= Some records =
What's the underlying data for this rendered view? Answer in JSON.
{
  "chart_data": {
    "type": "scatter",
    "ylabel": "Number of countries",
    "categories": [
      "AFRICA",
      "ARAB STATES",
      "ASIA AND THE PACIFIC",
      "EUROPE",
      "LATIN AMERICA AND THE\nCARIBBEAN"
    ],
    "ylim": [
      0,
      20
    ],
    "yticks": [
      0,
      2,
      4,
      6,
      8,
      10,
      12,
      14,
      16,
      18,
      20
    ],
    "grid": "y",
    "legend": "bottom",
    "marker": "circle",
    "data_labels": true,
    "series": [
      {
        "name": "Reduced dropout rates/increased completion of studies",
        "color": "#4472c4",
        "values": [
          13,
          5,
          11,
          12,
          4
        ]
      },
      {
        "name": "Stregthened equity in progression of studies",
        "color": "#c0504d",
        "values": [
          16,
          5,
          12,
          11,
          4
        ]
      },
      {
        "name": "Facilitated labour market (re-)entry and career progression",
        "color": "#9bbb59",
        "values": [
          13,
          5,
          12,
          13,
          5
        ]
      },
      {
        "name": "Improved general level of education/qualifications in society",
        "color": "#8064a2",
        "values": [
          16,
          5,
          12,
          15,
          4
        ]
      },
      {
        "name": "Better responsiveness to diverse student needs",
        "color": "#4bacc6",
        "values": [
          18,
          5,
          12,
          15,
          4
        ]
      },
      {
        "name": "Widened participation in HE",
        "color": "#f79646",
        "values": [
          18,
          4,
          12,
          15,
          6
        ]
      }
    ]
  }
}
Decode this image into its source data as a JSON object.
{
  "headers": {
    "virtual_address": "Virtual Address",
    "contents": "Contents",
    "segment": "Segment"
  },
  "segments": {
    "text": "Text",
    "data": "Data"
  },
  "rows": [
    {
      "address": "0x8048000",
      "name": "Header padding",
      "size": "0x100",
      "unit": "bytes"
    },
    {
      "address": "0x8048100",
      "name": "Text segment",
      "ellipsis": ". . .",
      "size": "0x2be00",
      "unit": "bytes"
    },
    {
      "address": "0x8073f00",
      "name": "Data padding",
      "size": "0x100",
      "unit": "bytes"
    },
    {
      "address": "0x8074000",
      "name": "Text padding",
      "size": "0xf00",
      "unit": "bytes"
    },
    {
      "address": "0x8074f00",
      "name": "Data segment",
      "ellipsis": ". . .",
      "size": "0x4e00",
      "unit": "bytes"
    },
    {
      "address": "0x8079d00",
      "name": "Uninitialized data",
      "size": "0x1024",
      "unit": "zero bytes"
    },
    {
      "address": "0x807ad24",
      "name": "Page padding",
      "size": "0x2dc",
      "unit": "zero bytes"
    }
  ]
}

= Exercise task =
Within the material above, find the lines that contain the word "JSON"; copy them.

= Response to this exercise =
What's the underlying data for this rendered view? Answer in JSON.
Decode this image into its source data as a JSON object.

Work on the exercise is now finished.